• **WHAT TO PRODUCE**: Transcribe the entries that follow, word for word.

### LISTED RECORDS ###

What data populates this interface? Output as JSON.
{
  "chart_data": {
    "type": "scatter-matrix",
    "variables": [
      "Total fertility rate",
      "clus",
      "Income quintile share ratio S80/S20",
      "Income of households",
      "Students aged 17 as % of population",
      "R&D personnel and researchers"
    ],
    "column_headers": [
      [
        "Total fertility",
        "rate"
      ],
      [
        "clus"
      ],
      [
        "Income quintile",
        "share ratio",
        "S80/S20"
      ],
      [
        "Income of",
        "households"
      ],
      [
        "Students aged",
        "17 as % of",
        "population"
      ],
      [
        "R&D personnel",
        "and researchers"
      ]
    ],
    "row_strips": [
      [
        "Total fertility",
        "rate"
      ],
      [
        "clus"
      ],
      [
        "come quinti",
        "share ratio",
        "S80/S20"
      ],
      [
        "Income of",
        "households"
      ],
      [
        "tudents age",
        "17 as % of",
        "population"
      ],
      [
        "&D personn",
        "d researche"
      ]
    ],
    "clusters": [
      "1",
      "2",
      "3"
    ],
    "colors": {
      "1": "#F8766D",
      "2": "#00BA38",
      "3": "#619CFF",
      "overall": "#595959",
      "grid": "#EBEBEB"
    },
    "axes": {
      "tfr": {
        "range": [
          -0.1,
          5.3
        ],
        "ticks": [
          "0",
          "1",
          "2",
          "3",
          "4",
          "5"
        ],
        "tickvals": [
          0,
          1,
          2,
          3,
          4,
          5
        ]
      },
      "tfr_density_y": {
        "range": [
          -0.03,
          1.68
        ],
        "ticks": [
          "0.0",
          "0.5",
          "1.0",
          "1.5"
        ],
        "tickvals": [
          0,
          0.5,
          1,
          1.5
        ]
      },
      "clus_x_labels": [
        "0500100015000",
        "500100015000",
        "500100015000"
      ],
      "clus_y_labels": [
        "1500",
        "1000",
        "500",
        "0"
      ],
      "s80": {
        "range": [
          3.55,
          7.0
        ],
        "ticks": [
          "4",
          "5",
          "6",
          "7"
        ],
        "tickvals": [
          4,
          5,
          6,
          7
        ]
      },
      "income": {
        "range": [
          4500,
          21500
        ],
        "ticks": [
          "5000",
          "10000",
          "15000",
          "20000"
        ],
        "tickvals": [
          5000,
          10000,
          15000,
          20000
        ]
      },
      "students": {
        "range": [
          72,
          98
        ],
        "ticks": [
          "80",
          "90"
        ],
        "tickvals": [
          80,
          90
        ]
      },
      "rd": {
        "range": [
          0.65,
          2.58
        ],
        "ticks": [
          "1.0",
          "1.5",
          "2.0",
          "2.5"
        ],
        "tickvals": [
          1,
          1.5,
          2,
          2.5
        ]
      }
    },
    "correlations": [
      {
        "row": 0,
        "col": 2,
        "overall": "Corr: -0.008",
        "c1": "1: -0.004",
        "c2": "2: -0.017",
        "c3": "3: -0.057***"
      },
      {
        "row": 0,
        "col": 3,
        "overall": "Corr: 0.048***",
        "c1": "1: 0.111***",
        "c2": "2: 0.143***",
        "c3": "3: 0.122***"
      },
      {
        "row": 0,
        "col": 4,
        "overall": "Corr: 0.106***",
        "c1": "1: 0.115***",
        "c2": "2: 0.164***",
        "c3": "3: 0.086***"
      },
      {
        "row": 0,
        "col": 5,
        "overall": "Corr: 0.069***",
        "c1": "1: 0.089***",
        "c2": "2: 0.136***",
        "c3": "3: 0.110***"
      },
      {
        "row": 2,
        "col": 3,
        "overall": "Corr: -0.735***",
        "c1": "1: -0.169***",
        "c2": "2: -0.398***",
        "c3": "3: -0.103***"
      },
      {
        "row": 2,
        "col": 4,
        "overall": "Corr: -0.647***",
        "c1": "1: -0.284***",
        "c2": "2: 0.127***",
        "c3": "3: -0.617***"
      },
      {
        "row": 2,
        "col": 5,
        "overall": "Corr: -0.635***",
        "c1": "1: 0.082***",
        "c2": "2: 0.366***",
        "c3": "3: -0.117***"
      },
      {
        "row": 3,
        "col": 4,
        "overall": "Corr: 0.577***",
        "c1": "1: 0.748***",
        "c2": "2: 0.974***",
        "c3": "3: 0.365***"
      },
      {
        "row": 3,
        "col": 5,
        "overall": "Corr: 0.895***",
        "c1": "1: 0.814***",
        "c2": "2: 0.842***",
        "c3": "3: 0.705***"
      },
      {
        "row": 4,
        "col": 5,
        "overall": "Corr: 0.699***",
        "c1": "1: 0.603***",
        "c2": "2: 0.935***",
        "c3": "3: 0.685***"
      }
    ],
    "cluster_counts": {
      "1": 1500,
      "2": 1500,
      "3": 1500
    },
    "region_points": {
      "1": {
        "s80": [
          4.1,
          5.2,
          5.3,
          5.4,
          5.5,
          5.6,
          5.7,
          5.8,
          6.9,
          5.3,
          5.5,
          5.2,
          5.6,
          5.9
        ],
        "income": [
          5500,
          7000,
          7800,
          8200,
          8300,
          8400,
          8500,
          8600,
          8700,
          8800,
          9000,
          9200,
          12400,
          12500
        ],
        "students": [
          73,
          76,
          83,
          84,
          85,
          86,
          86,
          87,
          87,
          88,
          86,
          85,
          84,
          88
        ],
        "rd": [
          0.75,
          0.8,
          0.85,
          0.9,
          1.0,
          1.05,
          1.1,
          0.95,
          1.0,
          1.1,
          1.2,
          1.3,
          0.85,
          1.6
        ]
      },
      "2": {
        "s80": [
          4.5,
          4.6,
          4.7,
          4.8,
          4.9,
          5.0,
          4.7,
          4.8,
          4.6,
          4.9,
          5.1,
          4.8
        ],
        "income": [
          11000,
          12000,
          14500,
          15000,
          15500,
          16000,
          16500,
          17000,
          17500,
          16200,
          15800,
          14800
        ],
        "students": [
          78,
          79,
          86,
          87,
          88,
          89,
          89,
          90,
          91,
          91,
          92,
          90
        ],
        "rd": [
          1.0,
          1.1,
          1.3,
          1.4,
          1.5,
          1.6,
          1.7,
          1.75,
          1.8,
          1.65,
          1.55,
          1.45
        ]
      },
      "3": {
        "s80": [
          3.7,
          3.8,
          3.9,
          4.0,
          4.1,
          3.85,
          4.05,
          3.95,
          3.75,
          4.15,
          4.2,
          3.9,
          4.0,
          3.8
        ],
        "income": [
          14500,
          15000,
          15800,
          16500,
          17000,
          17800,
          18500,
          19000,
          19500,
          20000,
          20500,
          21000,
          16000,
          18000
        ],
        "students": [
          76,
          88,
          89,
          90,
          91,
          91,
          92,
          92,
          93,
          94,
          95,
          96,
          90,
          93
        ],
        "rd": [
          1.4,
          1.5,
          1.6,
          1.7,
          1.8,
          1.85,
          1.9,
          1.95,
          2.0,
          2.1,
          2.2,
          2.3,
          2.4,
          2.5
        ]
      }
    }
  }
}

###

• **THE COMPLETED TASK**:
What data populates this interface? Output as JSON.
{
  "chart_data": {
    "type": "scatter-matrix",
    "variables": [
      "Total fertility rate",
      "clus",
      "Income quintile share ratio S80/S20",
      "Income of households",
      "Students aged 17 as % of population",
      "R&D personnel and researchers"
    ],
    "column_headers": [
      [
        "Total fertility",
        "rate"
      ],
      [
        "clus"
      ],
      [
        "Income quintile",
        "share ratio",
        "S80/S20"
      ],
      [
        "Income of",
        "households"
      ],
      [
        "Students aged",
        "17 as % of",
        "population"
      ],
      [
        "R&D personnel",
        "and researchers"
      ]
    ],
    "row_strips": [
      [
        "Total fertility",
        "rate"
      ],
      [
        "clus"
      ],
      [
        "come quinti",
        "share ratio",
        "S80/S20"
      ],
      [
        "Income of",
        "households"
      ],
      [
        "tudents age",
        "17 as % of",
        "population"
      ],
      [
        "&D personn",
        "d researche"
      ]
    ],
    "clusters": [
      "1",
      "2",
      "3"
    ],
    "colors": {
      "1": "#F8766D",
      "2": "#00BA38",
      "3": "#619CFF",
      "overall": "#595959",
      "grid": "#EBEBEB"
    },
    "axes": {
      "tfr": {
        "range": [
          -0.1,
          5.3
        ],
        "ticks": [
          "0",
          "1",
          "2",
          "3",
          "4",
          "5"
        ],
        "tickvals": [
          0,
          1,
          2,
          3,
          4,
          5
        ]
      },
      "tfr_density_y": {
        "range": [
          -0.03,
          1.68
        ],
        "ticks": [
          "0.0",
          "0.5",
          "1.0",
          "1.5"
        ],
        "tickvals": [
          0,
          0.5,
          1,
          1.5
        ]
      },
      "clus_x_labels": [
        "0500100015000",
        "500100015000",
        "500100015000"
      ],
      "clus_y_labels": [
        "1500",
        "1000",
        "500",
        "0"
      ],
      "s80": {
        "range": [
          3.55,
          7.0
        ],
        "ticks": [
          "4",
          "5",
          "6",
          "7"
        ],
        "tickvals": [
          4,
          5,
          6,
          7
        ]
      },
      "income": {
        "range": [
          4500,
          21500
        ],
        "ticks": [
          "5000",
          "10000",
          "15000",
          "20000"
        ],
        "tickvals": [
          5000,
          10000,
          15000,
          20000
        ]
      },
      "students": {
        "range": [
          72,
          98
        ],
        "ticks": [
          "80",
          "90"
        ],
        "tickvals": [
          80,
          90
        ]
      },
      "rd": {
        "range": [
          0.65,
          2.58
        ],
        "ticks": [
          "1.0",
          "1.5",
          "2.0",
          "2.5"
        ],
        "tickvals": [
          1,
          1.5,
          2,
          2.5
        ]
      }
    },
    "correlations": [
      {
        "row": 0,
        "col": 2,
        "overall": "Corr: -0.008",
        "c1": "1: -0.004",
        "c2": "2: -0.017",
        "c3": "3: -0.057***"
      },
      {
        "row": 0,
        "col": 3,
        "overall": "Corr: 0.048***",
        "c1": "1: 0.111***",
        "c2": "2: 0.143***",
        "c3": "3: 0.122***"
      },
      {
        "row": 0,
        "col": 4,
        "overall": "Corr: 0.106***",
        "c1": "1: 0.115***",
        "c2": "2: 0.164***",
        "c3": "3: 0.086***"
      },
      {
        "row": 0,
        "col": 5,
        "overall": "Corr: 0.069***",
        "c1": "1: 0.089***",
        "c2": "2: 0.136***",
        "c3": "3: 0.110***"
      },
      {
        "row": 2,
        "col": 3,
        "overall": "Corr: -0.735***",
        "c1": "1: -0.169***",
        "c2": "2: -0.398***",
        "c3": "3: -0.103***"
      },
      {
        "row": 2,
        "col": 4,
        "overall": "Corr: -0.647***",
        "c1": "1: -0.284***",
        "c2": "2: 0.127***",
        "c3": "3: -0.617***"
      },
      {
        "row": 2,
        "col": 5,
        "overall": "Corr: -0.635***",
        "c1": "1: 0.082***",
        "c2": "2: 0.366***",
        "c3": "3: -0.117***"
      },
      {
        "row": 3,
        "col": 4,
        "overall": "Corr: 0.577***",
        "c1": "1: 0.748***",
        "c2": "2: 0.974***",
        "c3": "3: 0.365***"
      },
      {
        "row": 3,
        "col": 5,
        "overall": "Corr: 0.895***",
        "c1": "1: 0.814***",
        "c2": "2: 0.842***",
        "c3": "3: 0.705***"
      },
      {
        "row": 4,
        "col": 5,
        "overall": "Corr: 0.699***",
        "c1": "1: 0.603***",
        "c2": "2: 0.935***",
        "c3": "3: 0.685***"
      }
    ],
    "cluster_counts": {
      "1": 1500,
      "2": 1500,
      "3": 1500
    },
    "region_points": {
      "1": {
        "s80": [
          4.1,
          5.2,
          5.3,
          5.4,
          5.5,
          5.6,
          5.7,
          5.8,
          6.9,
          5.3,
          5.5,
          5.2,
          5.6,
          5.9
        ],
        "income": [
          5500,
          7000,
          7800,
          8200,
          8300,
          8400,
          8500,
          8600,
          8700,
          8800,
          9000,
          9200,
          12400,
          12500
        ],
        "students": [
          73,
          76,
          83,
          84,
          85,
          86,
          86,
          87,
          87,
          88,
          86,
          85,
          84,
          88
        ],
        "rd": [
          0.75,
          0.8,
          0.85,
          0.9,
          1.0,
          1.05,
          1.1,
          0.95,
          1.0,
          1.1,
          1.2,
          1.3,
          0.85,
          1.6
        ]
      },
      "2": {
        "s80": [
          4.5,
          4.6,
          4.7,
          4.8,
          4.9,
          5.0,
          4.7,
          4.8,
          4.6,
          4.9,
          5.1,
          4.8
        ],
        "income": [
          11000,
          12000,
          14500,
          15000,
          15500,
          16000,
          16500,
          17000,
          17500,
          16200,
          15800,
          14800
        ],
        "students": [
          78,
          79,
          86,
          87,
          88,
          89,
          89,
          90,
          91,
          91,
          92,
          90
        ],
        "rd": [
          1.0,
          1.1,
          1.3,
          1.4,
          1.5,
          1.6,
          1.7,
          1.75,
          1.8,
          1.65,
          1.55,
          1.45
        ]
      },
      "3": {
        "s80": [
          3.7,
          3.8,
          3.9,
          4.0,
          4.1,
          3.85,
          4.05,
          3.95,
          3.75,
          4.15,
          4.2,
          3.9,
          4.0,
          3.8
        ],
        "income": [
          14500,
          15000,
          15800,
          16500,
          17000,
          17800,
          18500,
          19000,
          19500,
          20000,
          20500,
          21000,
          16000,
          18000
        ],
        "students": [
          76,
          88,
          89,
          90,
          91,
          91,
          92,
          92,
          93,
          94,
          95,
          96,
          90,
          93
        ],
        "rd": [
          1.4,
          1.5,
          1.6,
          1.7,
          1.8,
          1.85,
          1.9,
          1.95,
          2.0,
          2.1,
          2.2,
          2.3,
          2.4,
          2.5
        ]
      }
    }
  }
}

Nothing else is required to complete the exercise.